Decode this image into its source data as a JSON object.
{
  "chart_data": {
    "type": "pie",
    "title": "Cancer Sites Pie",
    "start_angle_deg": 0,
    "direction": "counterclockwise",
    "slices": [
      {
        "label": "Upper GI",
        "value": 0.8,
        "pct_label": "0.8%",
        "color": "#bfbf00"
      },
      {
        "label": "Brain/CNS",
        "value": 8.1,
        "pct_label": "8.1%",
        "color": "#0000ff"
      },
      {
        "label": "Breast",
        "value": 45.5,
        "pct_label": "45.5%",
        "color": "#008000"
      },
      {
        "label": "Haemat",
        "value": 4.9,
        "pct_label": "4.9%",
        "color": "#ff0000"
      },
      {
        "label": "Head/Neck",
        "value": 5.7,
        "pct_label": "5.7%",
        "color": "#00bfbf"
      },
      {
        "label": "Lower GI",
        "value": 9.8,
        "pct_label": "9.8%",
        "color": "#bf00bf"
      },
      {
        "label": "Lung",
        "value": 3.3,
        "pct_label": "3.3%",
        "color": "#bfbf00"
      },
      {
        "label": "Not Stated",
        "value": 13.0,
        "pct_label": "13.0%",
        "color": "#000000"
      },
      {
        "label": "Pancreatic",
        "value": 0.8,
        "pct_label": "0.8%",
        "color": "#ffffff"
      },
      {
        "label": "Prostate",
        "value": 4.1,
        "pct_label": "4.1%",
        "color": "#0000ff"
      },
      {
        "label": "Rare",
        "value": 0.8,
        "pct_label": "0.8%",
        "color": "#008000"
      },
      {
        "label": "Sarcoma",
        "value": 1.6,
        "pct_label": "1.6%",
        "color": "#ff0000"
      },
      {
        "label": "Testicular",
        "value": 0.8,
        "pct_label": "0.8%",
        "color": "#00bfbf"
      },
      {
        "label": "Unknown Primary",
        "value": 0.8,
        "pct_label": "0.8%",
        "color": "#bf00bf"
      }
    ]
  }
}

• • • •

### What is being asked
Retype the data exactly as given.

### The answer
Decode this image into its source data as a JSON object.
{
  "chart_data": {
    "type": "pie",
    "title": "Cancer Sites Pie",
    "start_angle_deg": 0,
    "direction": "counterclockwise",
    "slices": [
      {
        "label": "Upper GI",
        "value": 0.8,
        "pct_label": "0.8%",
        "color": "#bfbf00"
      },
      {
        "label": "Brain/CNS",
        "value": 8.1,
        "pct_label": "8.1%",
        "color": "#0000ff"
      },
      {
        "label": "Breast",
        "value": 45.5,
        "pct_label": "45.5%",
        "color": "#008000"
      },
      {
        "label": "Haemat",
        "value": 4.9,
        "pct_label": "4.9%",
        "color": "#ff0000"
      },
      {
        "label": "Head/Neck",
        "value": 5.7,
        "pct_label": "5.7%",
        "color": "#00bfbf"
      },
      {
        "label": "Lower GI",
        "value": 9.8,
        "pct_label": "9.8%",
        "color": "#bf00bf"
      },
      {
        "label": "Lung",
        "value": 3.3,
        "pct_label": "3.3%",
        "color": "#bfbf00"
      },
      {
        "label": "Not Stated",
        "value": 13.0,
        "pct_label": "13.0%",
        "color": "#000000"
      },
      {
        "label": "Pancreatic",
        "value": 0.8,
        "pct_label": "0.8%",
        "color": "#ffffff"
      },
      {
        "label": "Prostate",
        "value": 4.1,
        "pct_label": "4.1%",
        "color": "#0000ff"
      },
      {
        "label": "Rare",
        "value": 0.8,
        "pct_label": "0.8%",
        "color": "#008000"
      },
      {
        "label": "Sarcoma",
        "value": 1.6,
        "pct_label": "1.6%",
        "color": "#ff0000"
      },
      {
        "label": "Testicular",
        "value": 0.8,
        "pct_label": "0.8%",
        "color": "#00bfbf"
      },
      {
        "label": "Unknown Primary",
        "value": 0.8,
        "pct_label": "0.8%",
        "color": "#bf00bf"
      }
    ]
  }
}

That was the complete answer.